**WRITTEN EXERCISE:**
Quote the line containing "Convert this document image to plain text." and all lines that follow it in the listing below, exactly as written.

**LISTED RECORDS:**

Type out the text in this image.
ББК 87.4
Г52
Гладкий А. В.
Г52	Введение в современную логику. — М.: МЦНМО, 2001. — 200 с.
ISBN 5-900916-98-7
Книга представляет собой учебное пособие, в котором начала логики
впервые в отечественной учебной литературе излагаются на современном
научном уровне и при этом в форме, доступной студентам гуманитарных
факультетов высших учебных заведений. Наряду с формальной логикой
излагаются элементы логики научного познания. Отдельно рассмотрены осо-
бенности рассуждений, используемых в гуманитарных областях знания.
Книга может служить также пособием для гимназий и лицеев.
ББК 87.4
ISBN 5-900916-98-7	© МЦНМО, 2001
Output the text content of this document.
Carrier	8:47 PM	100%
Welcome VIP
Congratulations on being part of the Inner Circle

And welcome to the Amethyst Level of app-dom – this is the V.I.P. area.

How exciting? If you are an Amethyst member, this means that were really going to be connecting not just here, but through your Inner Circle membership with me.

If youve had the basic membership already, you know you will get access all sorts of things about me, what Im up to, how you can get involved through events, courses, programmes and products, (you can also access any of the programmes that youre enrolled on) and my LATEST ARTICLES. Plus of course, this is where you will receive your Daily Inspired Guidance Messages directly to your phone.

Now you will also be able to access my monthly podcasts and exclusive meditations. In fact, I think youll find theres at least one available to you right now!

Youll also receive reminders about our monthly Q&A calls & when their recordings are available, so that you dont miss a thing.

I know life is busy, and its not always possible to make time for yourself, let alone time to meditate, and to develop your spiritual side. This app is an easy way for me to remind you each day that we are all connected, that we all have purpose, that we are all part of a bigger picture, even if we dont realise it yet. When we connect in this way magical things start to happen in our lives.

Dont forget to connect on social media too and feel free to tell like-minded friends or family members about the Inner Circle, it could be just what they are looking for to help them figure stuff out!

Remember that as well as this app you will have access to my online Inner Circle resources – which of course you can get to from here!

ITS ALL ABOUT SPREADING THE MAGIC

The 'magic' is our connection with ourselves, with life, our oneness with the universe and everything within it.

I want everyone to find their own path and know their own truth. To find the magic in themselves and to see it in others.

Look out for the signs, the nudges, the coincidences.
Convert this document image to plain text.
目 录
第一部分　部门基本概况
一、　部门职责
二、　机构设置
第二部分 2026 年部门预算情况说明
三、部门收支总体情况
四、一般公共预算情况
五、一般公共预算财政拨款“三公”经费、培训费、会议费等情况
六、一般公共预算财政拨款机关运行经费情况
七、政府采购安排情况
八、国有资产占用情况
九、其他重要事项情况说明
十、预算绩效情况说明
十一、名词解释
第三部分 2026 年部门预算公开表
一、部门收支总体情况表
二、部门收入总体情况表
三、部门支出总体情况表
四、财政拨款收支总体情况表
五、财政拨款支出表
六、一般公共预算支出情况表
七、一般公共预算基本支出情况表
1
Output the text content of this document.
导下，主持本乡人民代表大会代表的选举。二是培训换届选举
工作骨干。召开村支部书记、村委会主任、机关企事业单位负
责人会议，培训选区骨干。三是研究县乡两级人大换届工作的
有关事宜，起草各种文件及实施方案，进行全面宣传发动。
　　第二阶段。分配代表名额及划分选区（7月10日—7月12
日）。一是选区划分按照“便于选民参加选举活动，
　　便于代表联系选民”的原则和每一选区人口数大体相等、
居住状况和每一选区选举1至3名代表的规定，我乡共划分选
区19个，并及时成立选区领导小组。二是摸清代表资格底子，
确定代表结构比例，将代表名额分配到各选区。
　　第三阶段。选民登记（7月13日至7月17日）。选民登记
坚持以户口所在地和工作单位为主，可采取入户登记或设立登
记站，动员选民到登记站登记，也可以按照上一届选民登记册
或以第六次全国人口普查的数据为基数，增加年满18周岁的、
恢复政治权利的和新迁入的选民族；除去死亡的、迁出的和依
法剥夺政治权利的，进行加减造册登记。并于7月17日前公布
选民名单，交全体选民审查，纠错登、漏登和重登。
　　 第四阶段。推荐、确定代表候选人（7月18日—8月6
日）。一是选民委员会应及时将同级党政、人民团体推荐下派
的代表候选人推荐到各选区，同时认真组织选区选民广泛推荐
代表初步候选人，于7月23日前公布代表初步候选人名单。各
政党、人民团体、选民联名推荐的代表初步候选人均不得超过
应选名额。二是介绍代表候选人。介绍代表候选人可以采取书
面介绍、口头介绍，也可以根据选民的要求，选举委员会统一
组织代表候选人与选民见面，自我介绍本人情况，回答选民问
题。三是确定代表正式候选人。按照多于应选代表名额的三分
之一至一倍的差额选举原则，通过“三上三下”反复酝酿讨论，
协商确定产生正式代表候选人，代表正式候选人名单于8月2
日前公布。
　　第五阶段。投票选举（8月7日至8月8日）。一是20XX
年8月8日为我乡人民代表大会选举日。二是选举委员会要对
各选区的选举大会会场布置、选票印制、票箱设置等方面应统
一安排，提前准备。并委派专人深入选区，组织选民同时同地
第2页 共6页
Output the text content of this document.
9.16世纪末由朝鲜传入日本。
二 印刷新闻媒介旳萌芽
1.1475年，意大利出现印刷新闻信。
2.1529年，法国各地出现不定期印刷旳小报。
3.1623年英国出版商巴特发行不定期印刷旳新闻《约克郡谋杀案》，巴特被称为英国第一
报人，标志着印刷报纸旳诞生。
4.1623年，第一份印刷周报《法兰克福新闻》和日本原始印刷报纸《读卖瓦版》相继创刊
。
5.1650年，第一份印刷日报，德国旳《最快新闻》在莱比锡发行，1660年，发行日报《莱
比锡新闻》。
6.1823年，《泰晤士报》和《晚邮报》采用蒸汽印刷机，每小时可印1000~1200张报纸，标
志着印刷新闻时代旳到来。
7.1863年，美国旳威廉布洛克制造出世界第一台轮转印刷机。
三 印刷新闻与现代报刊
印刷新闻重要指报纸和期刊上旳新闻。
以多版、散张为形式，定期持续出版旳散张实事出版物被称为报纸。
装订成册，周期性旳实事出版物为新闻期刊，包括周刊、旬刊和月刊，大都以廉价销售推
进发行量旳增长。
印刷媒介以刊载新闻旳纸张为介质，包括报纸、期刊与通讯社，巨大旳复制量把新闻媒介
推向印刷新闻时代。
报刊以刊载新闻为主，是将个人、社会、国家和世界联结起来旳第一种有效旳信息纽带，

**PROBLEM SOLUTION:**
Convert this document image to plain text.
目 录
第一部分　部门基本概况
一、　部门职责
二、　机构设置
第二部分 2026 年部门预算情况说明
三、部门收支总体情况
四、一般公共预算情况
五、一般公共预算财政拨款“三公”经费、培训费、会议费等情况
六、一般公共预算财政拨款机关运行经费情况
七、政府采购安排情况
八、国有资产占用情况
九、其他重要事项情况说明
十、预算绩效情况说明
十一、名词解释
第三部分 2026 年部门预算公开表
一、部门收支总体情况表
二、部门收入总体情况表
三、部门支出总体情况表
四、财政拨款收支总体情况表
五、财政拨款支出表
六、一般公共预算支出情况表
七、一般公共预算基本支出情况表
1
Output the text content of this document.
导下，主持本乡人民代表大会代表的选举。二是培训换届选举
工作骨干。召开村支部书记、村委会主任、机关企事业单位负
责人会议，培训选区骨干。三是研究县乡两级人大换届工作的
有关事宜，起草各种文件及实施方案，进行全面宣传发动。
　　第二阶段。分配代表名额及划分选区（7月10日—7月12
日）。一是选区划分按照“便于选民参加选举活动，
　　便于代表联系选民”的原则和每一选区人口数大体相等、
居住状况和每一选区选举1至3名代表的规定，我乡共划分选
区19个，并及时成立选区领导小组。二是摸清代表资格底子，
确定代表结构比例，将代表名额分配到各选区。
　　第三阶段。选民登记（7月13日至7月17日）。选民登记
坚持以户口所在地和工作单位为主，可采取入户登记或设立登
记站，动员选民到登记站登记，也可以按照上一届选民登记册
或以第六次全国人口普查的数据为基数，增加年满18周岁的、
恢复政治权利的和新迁入的选民族；除去死亡的、迁出的和依
法剥夺政治权利的，进行加减造册登记。并于7月17日前公布
选民名单，交全体选民审查，纠错登、漏登和重登。
　　 第四阶段。推荐、确定代表候选人（7月18日—8月6
日）。一是选民委员会应及时将同级党政、人民团体推荐下派
的代表候选人推荐到各选区，同时认真组织选区选民广泛推荐
代表初步候选人，于7月23日前公布代表初步候选人名单。各
政党、人民团体、选民联名推荐的代表初步候选人均不得超过
应选名额。二是介绍代表候选人。介绍代表候选人可以采取书
面介绍、口头介绍，也可以根据选民的要求，选举委员会统一
组织代表候选人与选民见面，自我介绍本人情况，回答选民问
题。三是确定代表正式候选人。按照多于应选代表名额的三分
之一至一倍的差额选举原则，通过“三上三下”反复酝酿讨论，
协商确定产生正式代表候选人，代表正式候选人名单于8月2
日前公布。
　　第五阶段。投票选举（8月7日至8月8日）。一是20XX
年8月8日为我乡人民代表大会选举日。二是选举委员会要对
各选区的选举大会会场布置、选票印制、票箱设置等方面应统
一安排，提前准备。并委派专人深入选区，组织选民同时同地
第2页 共6页
Output the text content of this document.
9.16世纪末由朝鲜传入日本。
二 印刷新闻媒介旳萌芽
1.1475年，意大利出现印刷新闻信。
2.1529年，法国各地出现不定期印刷旳小报。
3.1623年英国出版商巴特发行不定期印刷旳新闻《约克郡谋杀案》，巴特被称为英国第一
报人，标志着印刷报纸旳诞生。
4.1623年，第一份印刷周报《法兰克福新闻》和日本原始印刷报纸《读卖瓦版》相继创刊
。
5.1650年，第一份印刷日报，德国旳《最快新闻》在莱比锡发行，1660年，发行日报《莱
比锡新闻》。
6.1823年，《泰晤士报》和《晚邮报》采用蒸汽印刷机，每小时可印1000~1200张报纸，标
志着印刷新闻时代旳到来。
7.1863年，美国旳威廉布洛克制造出世界第一台轮转印刷机。
三 印刷新闻与现代报刊
印刷新闻重要指报纸和期刊上旳新闻。
以多版、散张为形式，定期持续出版旳散张实事出版物被称为报纸。
装订成册，周期性旳实事出版物为新闻期刊，包括周刊、旬刊和月刊，大都以廉价销售推
进发行量旳增长。
印刷媒介以刊载新闻旳纸张为介质，包括报纸、期刊与通讯社，巨大旳复制量把新闻媒介
推向印刷新闻时代。
报刊以刊载新闻为主，是将个人、社会、国家和世界联结起来旳第一种有效旳信息纽带，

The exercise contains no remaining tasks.